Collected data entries
⁂
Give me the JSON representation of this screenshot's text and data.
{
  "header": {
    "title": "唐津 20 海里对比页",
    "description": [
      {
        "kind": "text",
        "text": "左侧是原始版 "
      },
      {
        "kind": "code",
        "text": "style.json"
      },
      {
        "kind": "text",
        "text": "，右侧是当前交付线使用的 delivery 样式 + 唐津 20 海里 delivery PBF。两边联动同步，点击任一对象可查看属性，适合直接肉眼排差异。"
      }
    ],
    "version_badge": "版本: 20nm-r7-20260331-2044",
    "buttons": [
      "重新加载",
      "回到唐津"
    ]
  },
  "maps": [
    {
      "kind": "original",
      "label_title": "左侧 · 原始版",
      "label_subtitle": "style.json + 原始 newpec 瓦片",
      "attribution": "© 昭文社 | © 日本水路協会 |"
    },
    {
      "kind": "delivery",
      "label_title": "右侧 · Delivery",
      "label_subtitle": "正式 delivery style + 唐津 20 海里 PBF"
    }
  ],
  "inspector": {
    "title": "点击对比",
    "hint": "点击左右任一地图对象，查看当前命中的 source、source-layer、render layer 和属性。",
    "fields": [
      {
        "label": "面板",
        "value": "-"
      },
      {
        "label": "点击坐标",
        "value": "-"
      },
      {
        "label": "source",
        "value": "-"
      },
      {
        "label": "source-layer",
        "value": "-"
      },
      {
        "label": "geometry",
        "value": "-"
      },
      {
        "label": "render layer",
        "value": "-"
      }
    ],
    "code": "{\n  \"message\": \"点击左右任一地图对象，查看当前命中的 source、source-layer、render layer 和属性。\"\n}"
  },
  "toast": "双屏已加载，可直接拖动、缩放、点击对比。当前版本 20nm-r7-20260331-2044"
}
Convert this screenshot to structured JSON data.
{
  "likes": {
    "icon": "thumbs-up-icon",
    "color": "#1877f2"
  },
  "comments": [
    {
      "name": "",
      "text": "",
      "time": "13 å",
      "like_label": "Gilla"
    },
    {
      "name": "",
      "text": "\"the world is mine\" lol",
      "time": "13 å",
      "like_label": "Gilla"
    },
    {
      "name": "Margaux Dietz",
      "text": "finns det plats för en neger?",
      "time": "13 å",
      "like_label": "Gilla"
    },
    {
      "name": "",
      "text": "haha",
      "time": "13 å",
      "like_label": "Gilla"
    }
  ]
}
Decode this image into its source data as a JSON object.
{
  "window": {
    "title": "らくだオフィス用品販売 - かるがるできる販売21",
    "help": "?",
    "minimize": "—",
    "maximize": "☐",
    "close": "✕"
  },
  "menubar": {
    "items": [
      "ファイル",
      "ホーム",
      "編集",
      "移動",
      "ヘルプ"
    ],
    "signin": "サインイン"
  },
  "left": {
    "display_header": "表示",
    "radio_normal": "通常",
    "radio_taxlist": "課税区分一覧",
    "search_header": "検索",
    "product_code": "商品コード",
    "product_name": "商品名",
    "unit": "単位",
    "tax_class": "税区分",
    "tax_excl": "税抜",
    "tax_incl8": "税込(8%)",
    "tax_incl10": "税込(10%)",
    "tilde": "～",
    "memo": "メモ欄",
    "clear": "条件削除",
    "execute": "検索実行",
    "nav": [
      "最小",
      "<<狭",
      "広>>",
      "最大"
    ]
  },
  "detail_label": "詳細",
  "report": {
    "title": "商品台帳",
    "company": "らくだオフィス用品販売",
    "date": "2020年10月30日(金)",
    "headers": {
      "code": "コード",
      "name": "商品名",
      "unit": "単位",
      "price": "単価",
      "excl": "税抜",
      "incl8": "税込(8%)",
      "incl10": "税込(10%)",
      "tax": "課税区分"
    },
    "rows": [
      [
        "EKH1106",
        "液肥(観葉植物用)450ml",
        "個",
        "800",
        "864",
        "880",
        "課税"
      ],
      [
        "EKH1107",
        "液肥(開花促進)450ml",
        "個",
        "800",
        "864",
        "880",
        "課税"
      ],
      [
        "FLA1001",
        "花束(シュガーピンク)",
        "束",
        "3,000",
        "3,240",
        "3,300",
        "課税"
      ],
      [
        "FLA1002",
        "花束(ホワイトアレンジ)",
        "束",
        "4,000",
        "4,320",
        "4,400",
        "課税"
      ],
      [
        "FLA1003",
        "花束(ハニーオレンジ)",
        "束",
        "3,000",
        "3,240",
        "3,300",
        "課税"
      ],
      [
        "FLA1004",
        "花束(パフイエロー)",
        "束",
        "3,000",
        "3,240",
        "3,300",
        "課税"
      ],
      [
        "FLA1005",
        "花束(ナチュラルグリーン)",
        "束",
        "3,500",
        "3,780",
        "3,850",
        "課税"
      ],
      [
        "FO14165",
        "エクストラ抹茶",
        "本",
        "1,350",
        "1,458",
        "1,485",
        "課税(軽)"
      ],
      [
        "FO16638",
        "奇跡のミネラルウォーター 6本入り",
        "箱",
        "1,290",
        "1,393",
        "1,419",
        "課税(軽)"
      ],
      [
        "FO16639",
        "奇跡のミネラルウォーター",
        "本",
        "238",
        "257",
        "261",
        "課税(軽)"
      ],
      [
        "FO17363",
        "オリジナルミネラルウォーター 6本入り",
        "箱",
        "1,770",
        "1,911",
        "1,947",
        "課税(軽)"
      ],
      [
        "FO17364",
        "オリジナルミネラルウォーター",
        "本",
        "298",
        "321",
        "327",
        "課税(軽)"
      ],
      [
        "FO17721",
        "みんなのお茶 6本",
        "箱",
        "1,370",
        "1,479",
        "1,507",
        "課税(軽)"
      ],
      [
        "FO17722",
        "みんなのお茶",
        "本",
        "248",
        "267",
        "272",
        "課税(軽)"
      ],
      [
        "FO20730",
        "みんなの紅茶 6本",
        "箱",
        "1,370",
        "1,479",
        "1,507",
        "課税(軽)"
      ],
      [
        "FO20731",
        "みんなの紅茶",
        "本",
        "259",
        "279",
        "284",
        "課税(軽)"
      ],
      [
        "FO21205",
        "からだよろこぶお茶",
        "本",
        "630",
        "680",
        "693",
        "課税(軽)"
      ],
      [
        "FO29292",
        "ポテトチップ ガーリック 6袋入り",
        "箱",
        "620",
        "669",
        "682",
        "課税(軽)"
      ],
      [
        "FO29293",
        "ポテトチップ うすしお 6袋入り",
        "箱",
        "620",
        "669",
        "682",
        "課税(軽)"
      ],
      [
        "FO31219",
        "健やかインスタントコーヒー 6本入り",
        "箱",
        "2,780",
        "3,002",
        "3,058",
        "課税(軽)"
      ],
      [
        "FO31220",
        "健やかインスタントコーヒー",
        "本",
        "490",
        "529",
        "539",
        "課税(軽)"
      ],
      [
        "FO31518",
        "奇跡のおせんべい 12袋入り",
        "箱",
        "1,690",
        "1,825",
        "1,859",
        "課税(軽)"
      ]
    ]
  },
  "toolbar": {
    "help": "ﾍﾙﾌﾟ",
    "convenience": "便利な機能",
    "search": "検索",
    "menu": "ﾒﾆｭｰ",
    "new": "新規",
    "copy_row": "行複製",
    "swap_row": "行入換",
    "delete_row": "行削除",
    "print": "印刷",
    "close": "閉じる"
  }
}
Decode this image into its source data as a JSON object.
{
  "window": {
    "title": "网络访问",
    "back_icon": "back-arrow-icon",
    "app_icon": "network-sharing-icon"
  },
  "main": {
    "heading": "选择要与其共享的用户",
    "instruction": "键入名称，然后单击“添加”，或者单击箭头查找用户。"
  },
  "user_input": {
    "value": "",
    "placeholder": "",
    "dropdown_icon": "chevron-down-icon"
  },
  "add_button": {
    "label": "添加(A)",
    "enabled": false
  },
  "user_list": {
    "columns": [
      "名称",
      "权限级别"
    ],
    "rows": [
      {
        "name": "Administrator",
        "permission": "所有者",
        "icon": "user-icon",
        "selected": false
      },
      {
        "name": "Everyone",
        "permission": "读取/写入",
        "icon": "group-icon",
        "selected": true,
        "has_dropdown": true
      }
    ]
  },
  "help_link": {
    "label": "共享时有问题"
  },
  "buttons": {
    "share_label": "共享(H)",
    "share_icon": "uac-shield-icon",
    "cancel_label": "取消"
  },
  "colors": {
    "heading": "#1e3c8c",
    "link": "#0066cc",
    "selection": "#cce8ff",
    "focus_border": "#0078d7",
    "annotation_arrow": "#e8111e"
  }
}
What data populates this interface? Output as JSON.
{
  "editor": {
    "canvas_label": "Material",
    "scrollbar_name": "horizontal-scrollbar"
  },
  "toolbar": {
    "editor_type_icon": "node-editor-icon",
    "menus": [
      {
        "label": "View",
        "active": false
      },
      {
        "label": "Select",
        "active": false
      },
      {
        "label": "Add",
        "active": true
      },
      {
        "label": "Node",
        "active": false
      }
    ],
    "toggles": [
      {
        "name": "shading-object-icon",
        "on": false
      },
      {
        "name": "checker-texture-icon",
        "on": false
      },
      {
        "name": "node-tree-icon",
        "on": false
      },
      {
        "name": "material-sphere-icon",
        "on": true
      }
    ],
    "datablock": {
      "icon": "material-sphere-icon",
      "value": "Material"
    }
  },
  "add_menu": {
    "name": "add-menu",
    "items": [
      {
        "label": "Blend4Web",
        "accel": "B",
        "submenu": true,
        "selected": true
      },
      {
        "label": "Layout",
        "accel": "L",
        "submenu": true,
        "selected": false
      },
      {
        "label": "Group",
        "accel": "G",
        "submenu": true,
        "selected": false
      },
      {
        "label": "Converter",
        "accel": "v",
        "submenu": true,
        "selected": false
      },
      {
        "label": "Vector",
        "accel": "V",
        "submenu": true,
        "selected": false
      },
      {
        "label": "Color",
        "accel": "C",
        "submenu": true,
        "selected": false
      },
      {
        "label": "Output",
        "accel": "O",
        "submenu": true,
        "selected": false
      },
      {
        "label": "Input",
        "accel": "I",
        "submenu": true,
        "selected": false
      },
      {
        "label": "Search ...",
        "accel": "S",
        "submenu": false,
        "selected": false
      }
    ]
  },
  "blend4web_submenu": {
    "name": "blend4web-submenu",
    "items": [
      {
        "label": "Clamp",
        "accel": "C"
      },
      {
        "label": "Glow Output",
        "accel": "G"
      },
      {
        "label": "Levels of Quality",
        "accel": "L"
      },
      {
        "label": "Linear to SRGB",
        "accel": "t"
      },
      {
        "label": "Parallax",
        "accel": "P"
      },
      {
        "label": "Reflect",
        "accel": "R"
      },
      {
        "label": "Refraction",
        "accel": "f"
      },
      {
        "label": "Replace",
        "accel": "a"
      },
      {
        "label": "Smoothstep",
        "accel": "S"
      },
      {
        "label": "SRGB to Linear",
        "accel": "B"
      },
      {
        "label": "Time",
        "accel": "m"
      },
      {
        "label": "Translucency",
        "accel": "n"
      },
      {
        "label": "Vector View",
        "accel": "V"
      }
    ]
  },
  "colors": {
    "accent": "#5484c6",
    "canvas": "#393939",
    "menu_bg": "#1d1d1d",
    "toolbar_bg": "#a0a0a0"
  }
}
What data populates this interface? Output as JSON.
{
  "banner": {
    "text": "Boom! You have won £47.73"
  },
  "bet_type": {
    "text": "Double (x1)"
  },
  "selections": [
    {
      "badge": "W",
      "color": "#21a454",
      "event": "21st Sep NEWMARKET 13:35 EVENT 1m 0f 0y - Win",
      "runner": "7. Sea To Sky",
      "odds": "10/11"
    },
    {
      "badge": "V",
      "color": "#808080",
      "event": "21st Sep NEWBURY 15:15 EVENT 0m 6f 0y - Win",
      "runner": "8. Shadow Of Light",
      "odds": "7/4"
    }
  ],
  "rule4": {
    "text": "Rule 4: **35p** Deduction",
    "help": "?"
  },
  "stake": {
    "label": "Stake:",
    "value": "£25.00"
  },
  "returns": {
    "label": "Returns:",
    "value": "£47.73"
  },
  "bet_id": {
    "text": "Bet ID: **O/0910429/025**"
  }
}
⁂
[AIM OF THE TASK]
Copy each line in the data that holds the word "Output".

[TASK SOLUTION]
What data populates this interface? Output as JSON.
        "label": "Output",
        "label": "Glow Output",
What data populates this interface? Output as JSON.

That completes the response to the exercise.